»»

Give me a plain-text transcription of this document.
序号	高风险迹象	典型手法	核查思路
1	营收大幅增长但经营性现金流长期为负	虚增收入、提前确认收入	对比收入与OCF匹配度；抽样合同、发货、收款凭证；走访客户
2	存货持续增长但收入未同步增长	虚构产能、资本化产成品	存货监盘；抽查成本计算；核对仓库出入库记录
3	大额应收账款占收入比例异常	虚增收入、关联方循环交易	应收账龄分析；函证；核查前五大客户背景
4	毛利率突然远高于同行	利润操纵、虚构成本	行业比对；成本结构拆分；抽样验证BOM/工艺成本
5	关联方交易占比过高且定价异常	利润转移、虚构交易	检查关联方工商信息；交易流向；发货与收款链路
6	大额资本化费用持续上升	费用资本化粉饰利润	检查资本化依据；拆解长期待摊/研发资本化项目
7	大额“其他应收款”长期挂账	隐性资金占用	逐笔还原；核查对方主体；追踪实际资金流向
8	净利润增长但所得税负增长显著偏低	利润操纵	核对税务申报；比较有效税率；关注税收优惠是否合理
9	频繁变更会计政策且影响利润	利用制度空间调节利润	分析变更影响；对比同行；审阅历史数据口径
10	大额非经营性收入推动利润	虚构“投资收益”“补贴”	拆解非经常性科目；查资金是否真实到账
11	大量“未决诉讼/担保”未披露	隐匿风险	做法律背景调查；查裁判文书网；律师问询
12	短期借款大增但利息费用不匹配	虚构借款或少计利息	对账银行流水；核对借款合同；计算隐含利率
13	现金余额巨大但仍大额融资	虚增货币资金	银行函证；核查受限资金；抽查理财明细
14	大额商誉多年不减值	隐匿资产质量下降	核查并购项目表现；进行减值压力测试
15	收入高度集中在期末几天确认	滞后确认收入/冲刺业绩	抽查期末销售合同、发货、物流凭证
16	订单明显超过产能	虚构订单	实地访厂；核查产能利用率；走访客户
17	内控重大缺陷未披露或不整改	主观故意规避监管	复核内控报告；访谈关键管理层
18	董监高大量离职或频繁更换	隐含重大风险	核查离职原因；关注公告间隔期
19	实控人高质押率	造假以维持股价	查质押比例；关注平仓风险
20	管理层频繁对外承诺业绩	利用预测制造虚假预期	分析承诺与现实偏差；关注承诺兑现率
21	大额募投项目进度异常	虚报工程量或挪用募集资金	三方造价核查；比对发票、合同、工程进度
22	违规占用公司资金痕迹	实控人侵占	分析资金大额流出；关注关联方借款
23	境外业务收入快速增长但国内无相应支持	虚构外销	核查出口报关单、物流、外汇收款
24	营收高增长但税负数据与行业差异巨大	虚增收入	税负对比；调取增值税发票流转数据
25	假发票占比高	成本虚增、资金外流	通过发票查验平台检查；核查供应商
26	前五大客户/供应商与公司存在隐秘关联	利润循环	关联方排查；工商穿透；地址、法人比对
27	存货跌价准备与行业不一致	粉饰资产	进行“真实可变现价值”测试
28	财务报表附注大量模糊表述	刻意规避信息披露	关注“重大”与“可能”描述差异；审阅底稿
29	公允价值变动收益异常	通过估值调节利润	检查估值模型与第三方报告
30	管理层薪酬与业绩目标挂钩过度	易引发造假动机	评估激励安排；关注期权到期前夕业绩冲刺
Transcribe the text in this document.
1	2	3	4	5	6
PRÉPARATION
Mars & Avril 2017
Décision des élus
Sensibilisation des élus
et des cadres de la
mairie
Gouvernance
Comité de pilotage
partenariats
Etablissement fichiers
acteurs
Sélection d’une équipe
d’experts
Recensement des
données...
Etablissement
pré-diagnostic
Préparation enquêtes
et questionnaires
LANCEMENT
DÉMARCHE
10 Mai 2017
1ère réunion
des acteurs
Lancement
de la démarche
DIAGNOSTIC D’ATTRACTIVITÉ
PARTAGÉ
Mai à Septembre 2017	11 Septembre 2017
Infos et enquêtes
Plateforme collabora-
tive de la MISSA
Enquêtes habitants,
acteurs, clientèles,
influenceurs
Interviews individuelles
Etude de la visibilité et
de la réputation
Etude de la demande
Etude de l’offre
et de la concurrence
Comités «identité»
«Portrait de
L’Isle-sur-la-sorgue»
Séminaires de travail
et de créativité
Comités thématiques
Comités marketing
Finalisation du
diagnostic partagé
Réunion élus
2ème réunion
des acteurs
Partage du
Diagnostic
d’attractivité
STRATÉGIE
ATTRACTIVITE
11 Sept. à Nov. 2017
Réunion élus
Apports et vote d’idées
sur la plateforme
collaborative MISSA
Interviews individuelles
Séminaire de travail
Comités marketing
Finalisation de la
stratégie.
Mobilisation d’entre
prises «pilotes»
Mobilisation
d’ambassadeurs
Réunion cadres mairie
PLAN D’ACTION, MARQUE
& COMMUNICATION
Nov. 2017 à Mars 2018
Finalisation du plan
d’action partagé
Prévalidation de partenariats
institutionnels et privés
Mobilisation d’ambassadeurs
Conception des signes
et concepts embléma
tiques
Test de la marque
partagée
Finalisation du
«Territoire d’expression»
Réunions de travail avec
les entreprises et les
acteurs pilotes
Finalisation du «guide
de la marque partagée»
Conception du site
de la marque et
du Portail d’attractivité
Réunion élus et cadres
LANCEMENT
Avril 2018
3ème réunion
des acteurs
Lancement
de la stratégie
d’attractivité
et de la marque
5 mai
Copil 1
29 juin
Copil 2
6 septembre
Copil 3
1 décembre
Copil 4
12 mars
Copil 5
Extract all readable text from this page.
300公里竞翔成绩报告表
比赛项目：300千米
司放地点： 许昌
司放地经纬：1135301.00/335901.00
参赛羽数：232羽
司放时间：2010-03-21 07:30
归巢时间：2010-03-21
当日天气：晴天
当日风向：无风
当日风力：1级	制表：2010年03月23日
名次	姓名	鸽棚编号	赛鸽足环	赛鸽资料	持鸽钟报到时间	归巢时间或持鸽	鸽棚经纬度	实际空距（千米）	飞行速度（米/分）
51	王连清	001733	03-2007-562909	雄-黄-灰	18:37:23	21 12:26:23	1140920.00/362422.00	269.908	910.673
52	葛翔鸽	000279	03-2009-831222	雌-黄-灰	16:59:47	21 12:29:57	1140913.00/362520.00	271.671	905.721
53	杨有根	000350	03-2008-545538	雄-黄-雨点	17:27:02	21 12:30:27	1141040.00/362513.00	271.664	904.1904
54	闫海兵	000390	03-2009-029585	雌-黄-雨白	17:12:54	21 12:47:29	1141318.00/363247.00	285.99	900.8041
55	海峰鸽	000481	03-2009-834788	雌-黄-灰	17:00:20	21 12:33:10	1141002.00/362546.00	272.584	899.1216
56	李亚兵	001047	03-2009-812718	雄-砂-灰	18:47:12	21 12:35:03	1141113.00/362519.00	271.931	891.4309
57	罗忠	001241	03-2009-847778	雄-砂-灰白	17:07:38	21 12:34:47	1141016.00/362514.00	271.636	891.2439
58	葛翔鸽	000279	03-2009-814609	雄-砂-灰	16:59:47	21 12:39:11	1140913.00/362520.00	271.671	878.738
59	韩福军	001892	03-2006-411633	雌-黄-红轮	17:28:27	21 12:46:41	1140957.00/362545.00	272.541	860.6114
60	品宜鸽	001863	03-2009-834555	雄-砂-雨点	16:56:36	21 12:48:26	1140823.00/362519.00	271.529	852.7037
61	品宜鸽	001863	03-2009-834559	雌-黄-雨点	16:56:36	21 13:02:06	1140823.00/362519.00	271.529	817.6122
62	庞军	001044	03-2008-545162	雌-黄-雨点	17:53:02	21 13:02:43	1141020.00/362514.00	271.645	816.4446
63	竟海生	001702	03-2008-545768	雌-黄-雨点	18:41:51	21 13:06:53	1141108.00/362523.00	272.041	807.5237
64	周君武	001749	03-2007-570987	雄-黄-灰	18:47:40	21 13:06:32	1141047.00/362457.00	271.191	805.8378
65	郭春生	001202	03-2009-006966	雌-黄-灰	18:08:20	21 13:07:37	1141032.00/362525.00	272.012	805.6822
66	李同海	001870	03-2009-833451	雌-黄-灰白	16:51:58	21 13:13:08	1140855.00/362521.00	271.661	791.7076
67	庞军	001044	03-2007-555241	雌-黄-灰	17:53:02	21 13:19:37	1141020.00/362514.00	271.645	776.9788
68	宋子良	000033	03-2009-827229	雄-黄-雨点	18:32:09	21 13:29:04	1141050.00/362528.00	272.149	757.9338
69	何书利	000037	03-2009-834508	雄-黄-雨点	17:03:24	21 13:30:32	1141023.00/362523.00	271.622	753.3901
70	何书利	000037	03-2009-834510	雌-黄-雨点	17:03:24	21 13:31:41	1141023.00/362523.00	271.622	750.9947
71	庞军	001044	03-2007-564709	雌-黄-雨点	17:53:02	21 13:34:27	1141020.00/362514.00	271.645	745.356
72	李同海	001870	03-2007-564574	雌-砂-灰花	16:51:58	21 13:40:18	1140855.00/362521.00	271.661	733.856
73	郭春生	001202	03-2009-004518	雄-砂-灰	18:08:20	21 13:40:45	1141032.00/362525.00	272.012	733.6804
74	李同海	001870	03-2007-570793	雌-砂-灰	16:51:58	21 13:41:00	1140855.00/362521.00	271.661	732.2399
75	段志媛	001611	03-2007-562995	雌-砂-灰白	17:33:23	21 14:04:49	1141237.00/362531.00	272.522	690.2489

««

Check each line of the records for "Etablissement" and copy the ones that contain it.

Etablissement fichiers
Etablissement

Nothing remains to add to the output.